Task:
Leave out the pictures and reproduce all of the data exactly.
########################################
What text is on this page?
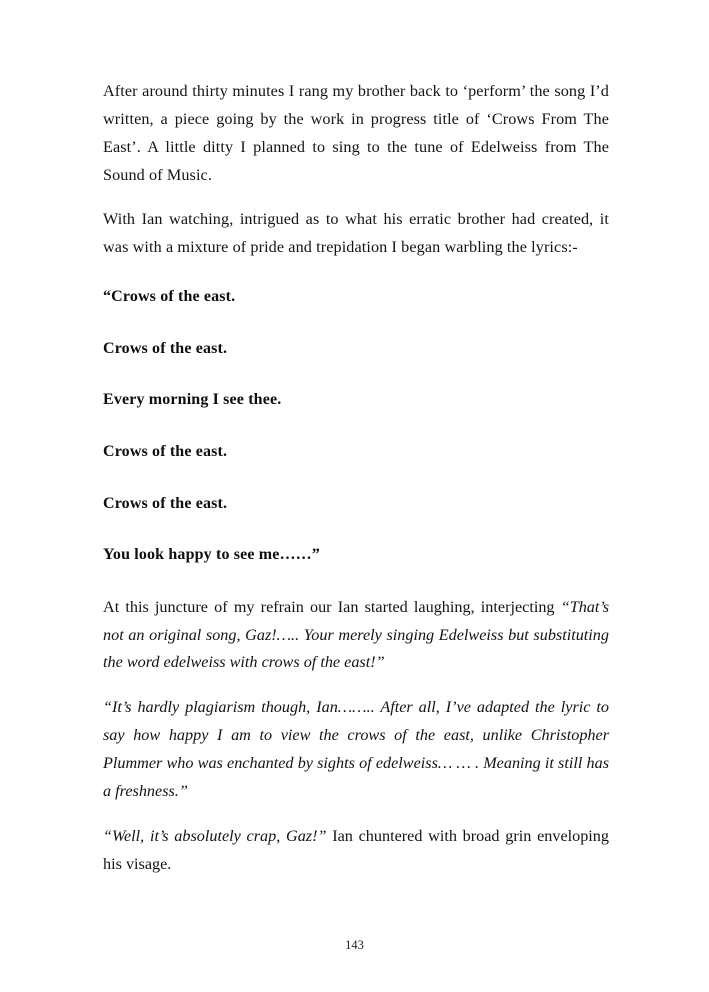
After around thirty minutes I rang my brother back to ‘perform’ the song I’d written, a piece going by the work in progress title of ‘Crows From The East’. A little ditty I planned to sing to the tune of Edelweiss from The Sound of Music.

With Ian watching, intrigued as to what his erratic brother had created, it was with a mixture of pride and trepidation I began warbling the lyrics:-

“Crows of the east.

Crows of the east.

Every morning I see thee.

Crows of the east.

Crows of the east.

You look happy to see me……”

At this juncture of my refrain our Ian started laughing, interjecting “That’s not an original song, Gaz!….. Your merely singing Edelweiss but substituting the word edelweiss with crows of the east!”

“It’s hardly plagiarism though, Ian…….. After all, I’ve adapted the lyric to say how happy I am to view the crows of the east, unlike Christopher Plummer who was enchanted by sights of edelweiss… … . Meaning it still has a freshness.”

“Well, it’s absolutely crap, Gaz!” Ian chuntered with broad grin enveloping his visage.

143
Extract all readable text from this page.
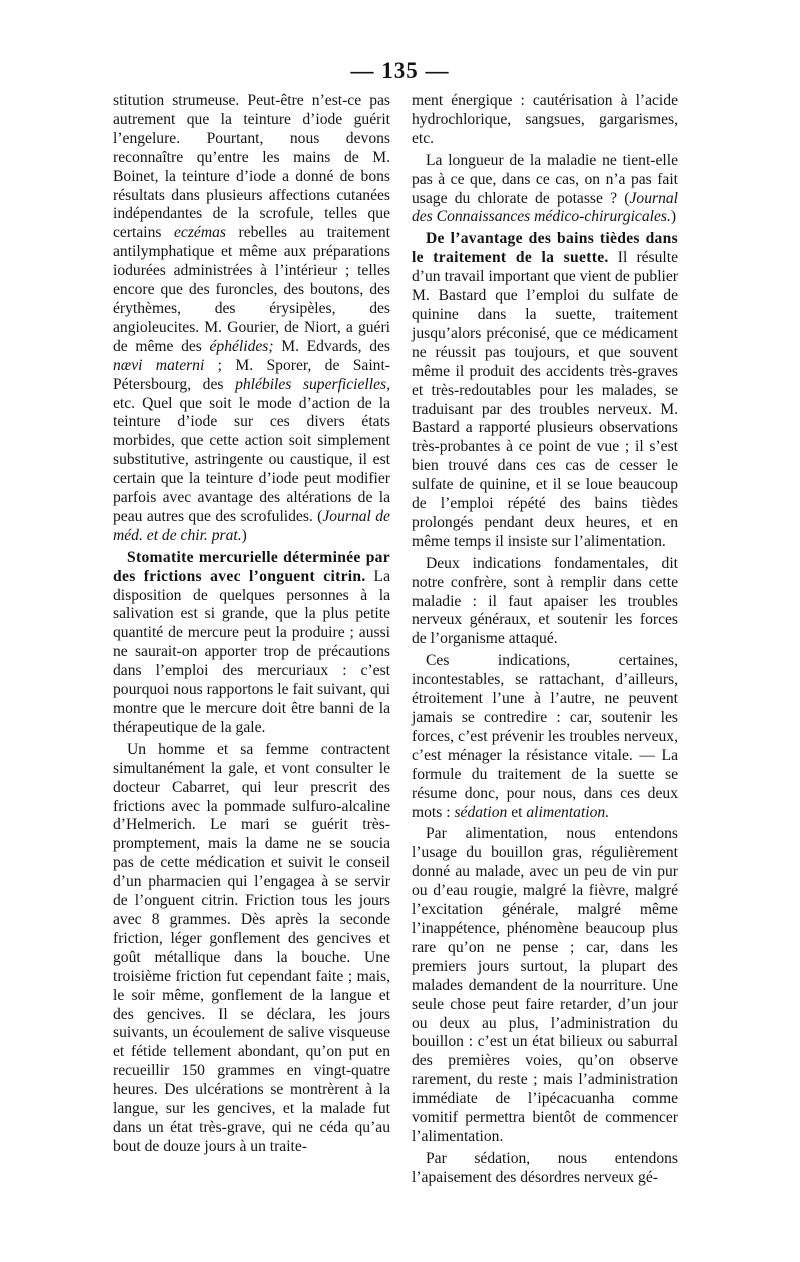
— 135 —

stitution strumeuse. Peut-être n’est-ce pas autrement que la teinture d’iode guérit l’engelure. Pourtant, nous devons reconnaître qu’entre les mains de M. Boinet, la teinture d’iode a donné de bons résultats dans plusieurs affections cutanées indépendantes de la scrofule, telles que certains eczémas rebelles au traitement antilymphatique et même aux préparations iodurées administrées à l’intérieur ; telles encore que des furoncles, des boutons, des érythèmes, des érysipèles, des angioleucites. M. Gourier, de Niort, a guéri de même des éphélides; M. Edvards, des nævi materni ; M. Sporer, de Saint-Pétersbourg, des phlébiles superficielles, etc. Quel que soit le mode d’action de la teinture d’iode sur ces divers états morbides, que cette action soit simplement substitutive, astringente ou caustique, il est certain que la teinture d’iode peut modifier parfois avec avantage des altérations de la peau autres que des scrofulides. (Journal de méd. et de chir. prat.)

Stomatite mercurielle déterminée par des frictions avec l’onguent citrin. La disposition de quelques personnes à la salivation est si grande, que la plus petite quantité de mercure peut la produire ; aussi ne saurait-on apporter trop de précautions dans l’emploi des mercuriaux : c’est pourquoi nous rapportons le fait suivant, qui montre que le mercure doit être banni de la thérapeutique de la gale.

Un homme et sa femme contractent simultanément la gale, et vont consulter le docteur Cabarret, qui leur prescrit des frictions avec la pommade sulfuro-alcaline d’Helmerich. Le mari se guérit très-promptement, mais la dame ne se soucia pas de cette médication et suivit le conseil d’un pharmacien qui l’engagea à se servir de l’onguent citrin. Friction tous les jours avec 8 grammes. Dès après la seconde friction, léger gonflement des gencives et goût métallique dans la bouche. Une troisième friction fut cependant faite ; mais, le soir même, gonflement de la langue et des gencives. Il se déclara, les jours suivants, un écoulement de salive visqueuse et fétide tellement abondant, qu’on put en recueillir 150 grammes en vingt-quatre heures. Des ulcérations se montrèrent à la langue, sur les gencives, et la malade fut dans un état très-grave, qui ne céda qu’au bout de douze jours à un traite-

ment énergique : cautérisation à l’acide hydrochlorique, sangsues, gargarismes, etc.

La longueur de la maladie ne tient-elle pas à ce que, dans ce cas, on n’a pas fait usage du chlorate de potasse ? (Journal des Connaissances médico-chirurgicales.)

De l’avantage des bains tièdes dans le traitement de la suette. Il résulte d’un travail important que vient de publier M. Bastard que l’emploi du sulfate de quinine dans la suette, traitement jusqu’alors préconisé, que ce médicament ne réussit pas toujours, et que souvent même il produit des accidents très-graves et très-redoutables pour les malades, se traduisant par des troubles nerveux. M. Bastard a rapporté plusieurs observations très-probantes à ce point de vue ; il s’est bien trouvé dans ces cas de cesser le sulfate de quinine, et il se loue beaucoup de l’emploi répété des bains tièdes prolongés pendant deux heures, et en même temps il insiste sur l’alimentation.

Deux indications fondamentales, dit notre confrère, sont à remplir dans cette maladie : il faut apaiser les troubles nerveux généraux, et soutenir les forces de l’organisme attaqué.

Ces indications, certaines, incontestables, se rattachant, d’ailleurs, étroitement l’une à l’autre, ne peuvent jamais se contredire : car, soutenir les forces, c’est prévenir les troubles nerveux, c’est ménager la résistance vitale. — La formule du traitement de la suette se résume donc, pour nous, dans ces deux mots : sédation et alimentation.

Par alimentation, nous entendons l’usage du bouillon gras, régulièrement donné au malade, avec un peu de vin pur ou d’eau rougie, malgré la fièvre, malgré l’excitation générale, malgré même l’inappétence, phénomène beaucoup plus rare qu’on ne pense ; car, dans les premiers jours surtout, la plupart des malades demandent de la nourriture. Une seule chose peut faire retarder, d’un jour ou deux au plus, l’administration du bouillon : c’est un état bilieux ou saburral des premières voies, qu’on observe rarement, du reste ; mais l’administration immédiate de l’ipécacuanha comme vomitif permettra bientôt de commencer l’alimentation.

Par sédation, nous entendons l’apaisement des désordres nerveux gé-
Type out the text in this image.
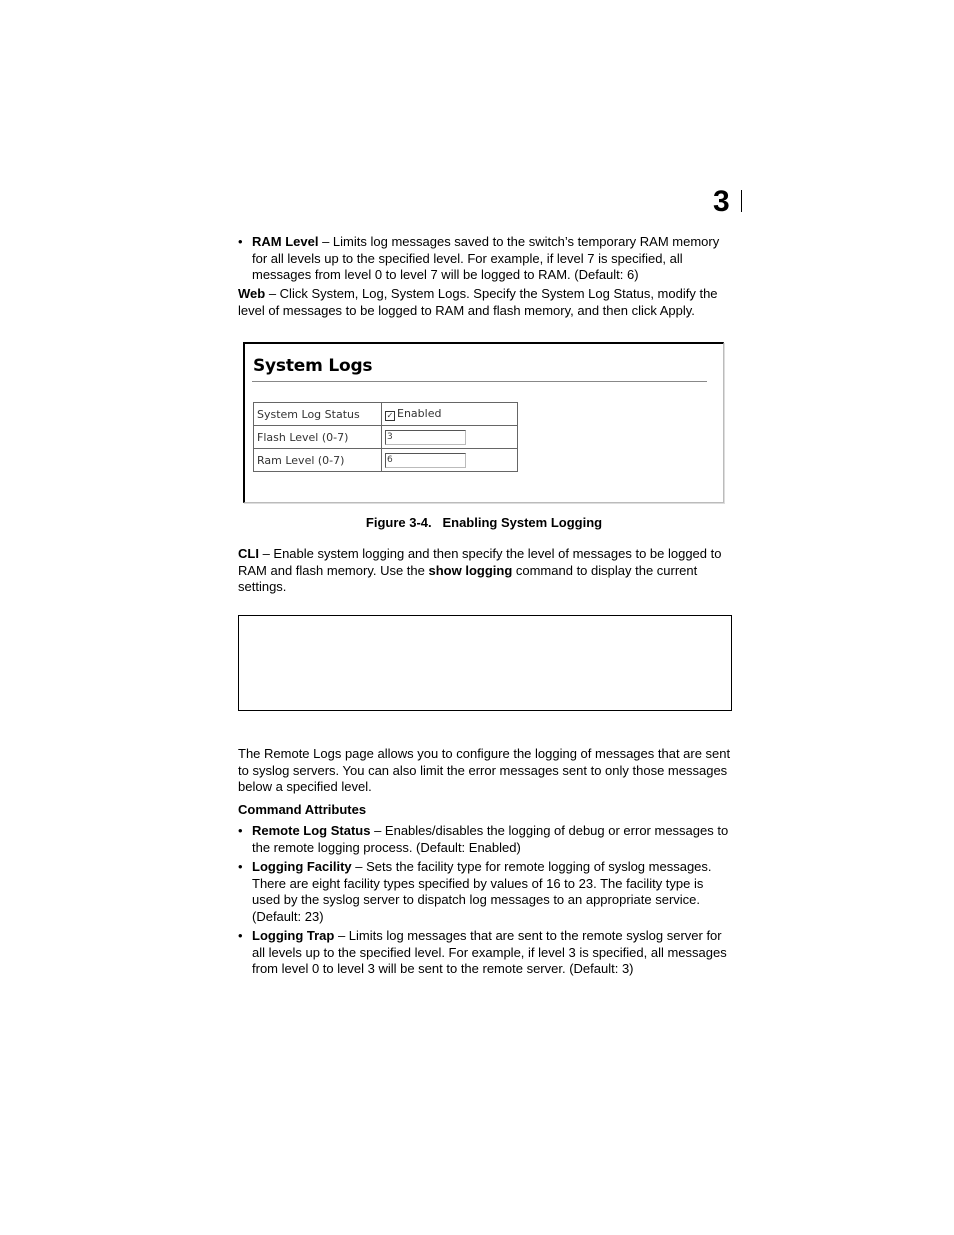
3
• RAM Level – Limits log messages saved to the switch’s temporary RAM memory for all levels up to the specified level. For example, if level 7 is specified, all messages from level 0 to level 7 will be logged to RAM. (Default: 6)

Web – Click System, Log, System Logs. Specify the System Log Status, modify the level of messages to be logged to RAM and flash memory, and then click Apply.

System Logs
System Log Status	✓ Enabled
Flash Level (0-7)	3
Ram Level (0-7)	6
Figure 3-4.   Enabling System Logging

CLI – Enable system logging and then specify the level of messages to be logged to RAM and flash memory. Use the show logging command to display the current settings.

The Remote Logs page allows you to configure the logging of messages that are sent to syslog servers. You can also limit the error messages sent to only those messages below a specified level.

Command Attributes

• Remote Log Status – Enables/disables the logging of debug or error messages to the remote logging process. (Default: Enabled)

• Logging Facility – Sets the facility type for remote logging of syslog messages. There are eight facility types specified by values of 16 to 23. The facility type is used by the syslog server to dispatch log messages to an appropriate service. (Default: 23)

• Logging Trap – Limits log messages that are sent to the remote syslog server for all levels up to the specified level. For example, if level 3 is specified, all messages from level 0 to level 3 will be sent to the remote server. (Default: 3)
########################################
Output of the task:
What text is on this page?
After around thirty minutes I rang my brother back to ‘perform’ the song I’d written, a piece going by the work in progress title of ‘Crows From The East’. A little ditty I planned to sing to the tune of Edelweiss from The Sound of Music.

With Ian watching, intrigued as to what his erratic brother had created, it was with a mixture of pride and trepidation I began warbling the lyrics:-

“Crows of the east.

Crows of the east.

Every morning I see thee.

Crows of the east.

Crows of the east.

You look happy to see me……”

At this juncture of my refrain our Ian started laughing, interjecting “That’s not an original song, Gaz!….. Your merely singing Edelweiss but substituting the word edelweiss with crows of the east!”

“It’s hardly plagiarism though, Ian…….. After all, I’ve adapted the lyric to say how happy I am to view the crows of the east, unlike Christopher Plummer who was enchanted by sights of edelweiss… … . Meaning it still has a freshness.”

“Well, it’s absolutely crap, Gaz!” Ian chuntered with broad grin enveloping his visage.

143
Extract all readable text from this page.
— 135 —

stitution strumeuse. Peut-être n’est-ce pas autrement que la teinture d’iode guérit l’engelure. Pourtant, nous devons reconnaître qu’entre les mains de M. Boinet, la teinture d’iode a donné de bons résultats dans plusieurs affections cutanées indépendantes de la scrofule, telles que certains eczémas rebelles au traitement antilymphatique et même aux préparations iodurées administrées à l’intérieur ; telles encore que des furoncles, des boutons, des érythèmes, des érysipèles, des angioleucites. M. Gourier, de Niort, a guéri de même des éphélides; M. Edvards, des nævi materni ; M. Sporer, de Saint-Pétersbourg, des phlébiles superficielles, etc. Quel que soit le mode d’action de la teinture d’iode sur ces divers états morbides, que cette action soit simplement substitutive, astringente ou caustique, il est certain que la teinture d’iode peut modifier parfois avec avantage des altérations de la peau autres que des scrofulides. (Journal de méd. et de chir. prat.)

Stomatite mercurielle déterminée par des frictions avec l’onguent citrin. La disposition de quelques personnes à la salivation est si grande, que la plus petite quantité de mercure peut la produire ; aussi ne saurait-on apporter trop de précautions dans l’emploi des mercuriaux : c’est pourquoi nous rapportons le fait suivant, qui montre que le mercure doit être banni de la thérapeutique de la gale.

Un homme et sa femme contractent simultanément la gale, et vont consulter le docteur Cabarret, qui leur prescrit des frictions avec la pommade sulfuro-alcaline d’Helmerich. Le mari se guérit très-promptement, mais la dame ne se soucia pas de cette médication et suivit le conseil d’un pharmacien qui l’engagea à se servir de l’onguent citrin. Friction tous les jours avec 8 grammes. Dès après la seconde friction, léger gonflement des gencives et goût métallique dans la bouche. Une troisième friction fut cependant faite ; mais, le soir même, gonflement de la langue et des gencives. Il se déclara, les jours suivants, un écoulement de salive visqueuse et fétide tellement abondant, qu’on put en recueillir 150 grammes en vingt-quatre heures. Des ulcérations se montrèrent à la langue, sur les gencives, et la malade fut dans un état très-grave, qui ne céda qu’au bout de douze jours à un traite-

ment énergique : cautérisation à l’acide hydrochlorique, sangsues, gargarismes, etc.

La longueur de la maladie ne tient-elle pas à ce que, dans ce cas, on n’a pas fait usage du chlorate de potasse ? (Journal des Connaissances médico-chirurgicales.)

De l’avantage des bains tièdes dans le traitement de la suette. Il résulte d’un travail important que vient de publier M. Bastard que l’emploi du sulfate de quinine dans la suette, traitement jusqu’alors préconisé, que ce médicament ne réussit pas toujours, et que souvent même il produit des accidents très-graves et très-redoutables pour les malades, se traduisant par des troubles nerveux. M. Bastard a rapporté plusieurs observations très-probantes à ce point de vue ; il s’est bien trouvé dans ces cas de cesser le sulfate de quinine, et il se loue beaucoup de l’emploi répété des bains tièdes prolongés pendant deux heures, et en même temps il insiste sur l’alimentation.

Deux indications fondamentales, dit notre confrère, sont à remplir dans cette maladie : il faut apaiser les troubles nerveux généraux, et soutenir les forces de l’organisme attaqué.

Ces indications, certaines, incontestables, se rattachant, d’ailleurs, étroitement l’une à l’autre, ne peuvent jamais se contredire : car, soutenir les forces, c’est prévenir les troubles nerveux, c’est ménager la résistance vitale. — La formule du traitement de la suette se résume donc, pour nous, dans ces deux mots : sédation et alimentation.

Par alimentation, nous entendons l’usage du bouillon gras, régulièrement donné au malade, avec un peu de vin pur ou d’eau rougie, malgré la fièvre, malgré l’excitation générale, malgré même l’inappétence, phénomène beaucoup plus rare qu’on ne pense ; car, dans les premiers jours surtout, la plupart des malades demandent de la nourriture. Une seule chose peut faire retarder, d’un jour ou deux au plus, l’administration du bouillon : c’est un état bilieux ou saburral des premières voies, qu’on observe rarement, du reste ; mais l’administration immédiate de l’ipécacuanha comme vomitif permettra bientôt de commencer l’alimentation.

Par sédation, nous entendons l’apaisement des désordres nerveux gé-
Type out the text in this image.
3
• RAM Level – Limits log messages saved to the switch’s temporary RAM memory for all levels up to the specified level. For example, if level 7 is specified, all messages from level 0 to level 7 will be logged to RAM. (Default: 6)

Web – Click System, Log, System Logs. Specify the System Log Status, modify the level of messages to be logged to RAM and flash memory, and then click Apply.

System Logs
System Log Status	✓ Enabled
Flash Level (0-7)	3
Ram Level (0-7)	6
Figure 3-4.   Enabling System Logging

CLI – Enable system logging and then specify the level of messages to be logged to RAM and flash memory. Use the show logging command to display the current settings.

The Remote Logs page allows you to configure the logging of messages that are sent to syslog servers. You can also limit the error messages sent to only those messages below a specified level.

Command Attributes

• Remote Log Status – Enables/disables the logging of debug or error messages to the remote logging process. (Default: Enabled)

• Logging Facility – Sets the facility type for remote logging of syslog messages. There are eight facility types specified by values of 16 to 23. The facility type is used by the syslog server to dispatch log messages to an appropriate service. (Default: 23)

• Logging Trap – Limits log messages that are sent to the remote syslog server for all levels up to the specified level. For example, if level 3 is specified, all messages from level 0 to level 3 will be sent to the remote server. (Default: 3)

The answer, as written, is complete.